[Start of Supplied records]

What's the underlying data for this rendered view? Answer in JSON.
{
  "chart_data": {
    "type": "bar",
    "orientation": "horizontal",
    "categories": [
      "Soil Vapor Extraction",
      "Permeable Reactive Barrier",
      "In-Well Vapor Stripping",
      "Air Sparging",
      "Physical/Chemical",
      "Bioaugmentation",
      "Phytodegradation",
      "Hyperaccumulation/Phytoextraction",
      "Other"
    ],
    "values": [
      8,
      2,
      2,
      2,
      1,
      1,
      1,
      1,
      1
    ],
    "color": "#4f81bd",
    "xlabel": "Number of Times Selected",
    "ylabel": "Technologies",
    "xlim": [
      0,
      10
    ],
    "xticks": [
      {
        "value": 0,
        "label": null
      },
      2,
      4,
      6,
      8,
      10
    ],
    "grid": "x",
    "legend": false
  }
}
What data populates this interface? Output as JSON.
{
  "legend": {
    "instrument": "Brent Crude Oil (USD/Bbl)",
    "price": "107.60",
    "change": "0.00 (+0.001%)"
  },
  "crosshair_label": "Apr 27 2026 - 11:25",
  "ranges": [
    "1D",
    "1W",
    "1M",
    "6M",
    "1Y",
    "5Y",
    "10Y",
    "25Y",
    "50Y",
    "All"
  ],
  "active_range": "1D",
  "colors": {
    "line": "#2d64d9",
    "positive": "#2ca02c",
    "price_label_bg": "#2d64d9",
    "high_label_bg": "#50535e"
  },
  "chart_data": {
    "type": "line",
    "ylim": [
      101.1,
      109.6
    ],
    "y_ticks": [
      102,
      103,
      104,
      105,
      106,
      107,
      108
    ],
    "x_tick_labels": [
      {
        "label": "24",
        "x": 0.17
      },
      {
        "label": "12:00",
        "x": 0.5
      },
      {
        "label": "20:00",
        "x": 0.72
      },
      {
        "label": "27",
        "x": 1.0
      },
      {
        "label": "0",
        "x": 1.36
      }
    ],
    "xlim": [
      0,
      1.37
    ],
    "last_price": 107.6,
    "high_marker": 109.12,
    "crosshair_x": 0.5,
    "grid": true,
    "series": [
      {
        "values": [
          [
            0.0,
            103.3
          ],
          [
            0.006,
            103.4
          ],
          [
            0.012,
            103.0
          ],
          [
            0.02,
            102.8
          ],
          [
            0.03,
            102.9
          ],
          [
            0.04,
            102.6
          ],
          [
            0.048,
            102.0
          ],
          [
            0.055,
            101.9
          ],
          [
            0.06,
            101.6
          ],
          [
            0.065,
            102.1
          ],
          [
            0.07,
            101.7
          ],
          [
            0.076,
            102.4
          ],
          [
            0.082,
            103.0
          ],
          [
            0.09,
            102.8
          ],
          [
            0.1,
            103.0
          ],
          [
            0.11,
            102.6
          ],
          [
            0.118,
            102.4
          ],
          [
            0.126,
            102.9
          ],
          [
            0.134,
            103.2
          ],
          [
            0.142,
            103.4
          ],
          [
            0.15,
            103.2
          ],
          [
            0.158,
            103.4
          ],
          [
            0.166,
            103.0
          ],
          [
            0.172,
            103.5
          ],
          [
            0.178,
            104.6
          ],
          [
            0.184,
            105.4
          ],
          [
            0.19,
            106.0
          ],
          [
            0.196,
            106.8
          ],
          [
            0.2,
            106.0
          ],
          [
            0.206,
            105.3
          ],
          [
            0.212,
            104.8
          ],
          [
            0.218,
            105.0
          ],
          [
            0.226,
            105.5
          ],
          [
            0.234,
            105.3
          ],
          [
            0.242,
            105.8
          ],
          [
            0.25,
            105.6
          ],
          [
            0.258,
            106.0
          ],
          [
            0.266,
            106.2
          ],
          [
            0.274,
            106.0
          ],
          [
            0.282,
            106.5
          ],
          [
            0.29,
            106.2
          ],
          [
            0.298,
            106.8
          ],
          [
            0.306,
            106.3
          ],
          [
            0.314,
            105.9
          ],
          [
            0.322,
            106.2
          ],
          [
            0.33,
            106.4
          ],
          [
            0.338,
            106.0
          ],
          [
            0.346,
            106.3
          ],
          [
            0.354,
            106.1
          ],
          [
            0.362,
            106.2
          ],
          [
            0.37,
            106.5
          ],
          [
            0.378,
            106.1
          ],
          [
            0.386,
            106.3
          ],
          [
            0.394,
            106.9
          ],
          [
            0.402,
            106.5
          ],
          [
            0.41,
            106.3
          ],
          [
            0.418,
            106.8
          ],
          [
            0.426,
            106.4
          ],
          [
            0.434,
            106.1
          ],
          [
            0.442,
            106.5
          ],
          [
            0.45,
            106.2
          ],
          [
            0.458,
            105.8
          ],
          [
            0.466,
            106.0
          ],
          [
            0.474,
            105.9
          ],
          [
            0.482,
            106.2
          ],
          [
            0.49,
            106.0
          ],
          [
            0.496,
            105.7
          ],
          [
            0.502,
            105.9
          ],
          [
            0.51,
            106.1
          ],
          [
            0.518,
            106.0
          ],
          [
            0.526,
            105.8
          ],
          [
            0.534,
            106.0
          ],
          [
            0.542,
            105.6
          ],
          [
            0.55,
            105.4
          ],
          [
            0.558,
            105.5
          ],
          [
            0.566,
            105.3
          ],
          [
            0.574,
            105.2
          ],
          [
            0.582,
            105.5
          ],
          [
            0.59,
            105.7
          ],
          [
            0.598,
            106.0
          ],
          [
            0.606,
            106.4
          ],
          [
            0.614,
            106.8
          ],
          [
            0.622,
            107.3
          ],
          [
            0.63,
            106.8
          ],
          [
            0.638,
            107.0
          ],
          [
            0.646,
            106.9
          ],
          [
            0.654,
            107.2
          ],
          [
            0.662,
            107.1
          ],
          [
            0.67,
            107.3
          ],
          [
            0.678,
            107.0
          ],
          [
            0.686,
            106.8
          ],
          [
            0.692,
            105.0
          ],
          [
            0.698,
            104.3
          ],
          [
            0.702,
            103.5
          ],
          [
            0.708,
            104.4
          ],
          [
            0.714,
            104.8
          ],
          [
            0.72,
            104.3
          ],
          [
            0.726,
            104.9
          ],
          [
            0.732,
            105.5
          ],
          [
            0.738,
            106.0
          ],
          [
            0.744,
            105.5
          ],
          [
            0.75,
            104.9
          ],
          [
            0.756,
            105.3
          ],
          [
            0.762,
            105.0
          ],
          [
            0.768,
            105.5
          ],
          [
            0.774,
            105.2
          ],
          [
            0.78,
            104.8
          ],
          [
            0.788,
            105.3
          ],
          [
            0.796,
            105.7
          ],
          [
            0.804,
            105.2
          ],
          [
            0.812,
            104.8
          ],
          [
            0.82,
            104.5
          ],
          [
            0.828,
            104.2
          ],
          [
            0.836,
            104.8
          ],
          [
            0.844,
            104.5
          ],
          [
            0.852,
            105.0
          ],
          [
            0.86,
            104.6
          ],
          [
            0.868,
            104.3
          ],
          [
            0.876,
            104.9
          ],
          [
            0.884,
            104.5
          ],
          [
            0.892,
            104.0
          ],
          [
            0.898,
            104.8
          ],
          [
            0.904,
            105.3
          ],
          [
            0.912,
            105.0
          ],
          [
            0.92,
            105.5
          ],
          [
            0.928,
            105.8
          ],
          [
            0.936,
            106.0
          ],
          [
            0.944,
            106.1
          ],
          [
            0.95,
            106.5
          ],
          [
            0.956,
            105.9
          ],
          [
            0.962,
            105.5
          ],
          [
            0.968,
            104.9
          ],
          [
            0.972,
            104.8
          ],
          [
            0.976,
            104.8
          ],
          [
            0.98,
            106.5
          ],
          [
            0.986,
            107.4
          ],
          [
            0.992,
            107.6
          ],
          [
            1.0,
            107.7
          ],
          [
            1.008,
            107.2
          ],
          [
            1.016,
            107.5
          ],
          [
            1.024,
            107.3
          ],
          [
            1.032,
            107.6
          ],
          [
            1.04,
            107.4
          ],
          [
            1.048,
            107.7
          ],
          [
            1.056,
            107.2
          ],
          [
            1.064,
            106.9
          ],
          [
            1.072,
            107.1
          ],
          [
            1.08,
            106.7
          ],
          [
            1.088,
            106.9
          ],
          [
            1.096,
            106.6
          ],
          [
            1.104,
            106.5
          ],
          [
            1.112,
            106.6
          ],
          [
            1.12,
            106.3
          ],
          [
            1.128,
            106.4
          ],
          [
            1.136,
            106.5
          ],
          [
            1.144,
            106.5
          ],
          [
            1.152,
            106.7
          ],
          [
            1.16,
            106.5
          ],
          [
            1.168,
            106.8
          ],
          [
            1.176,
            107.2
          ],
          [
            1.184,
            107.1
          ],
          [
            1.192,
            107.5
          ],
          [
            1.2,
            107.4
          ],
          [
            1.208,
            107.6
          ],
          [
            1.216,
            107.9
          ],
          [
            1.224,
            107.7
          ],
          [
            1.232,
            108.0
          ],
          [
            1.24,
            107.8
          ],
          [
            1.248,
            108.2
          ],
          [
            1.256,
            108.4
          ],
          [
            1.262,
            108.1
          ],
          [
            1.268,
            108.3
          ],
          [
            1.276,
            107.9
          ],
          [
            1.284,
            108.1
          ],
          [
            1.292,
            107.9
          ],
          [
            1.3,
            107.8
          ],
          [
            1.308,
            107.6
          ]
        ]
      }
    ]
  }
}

[End of Supplied records]

# [Your goal]
Search the lines for the string "JSON" and copy every line that has it.

# [Solved exercise]
What's the underlying data for this rendered view? Answer in JSON.
What data populates this interface? Output as JSON.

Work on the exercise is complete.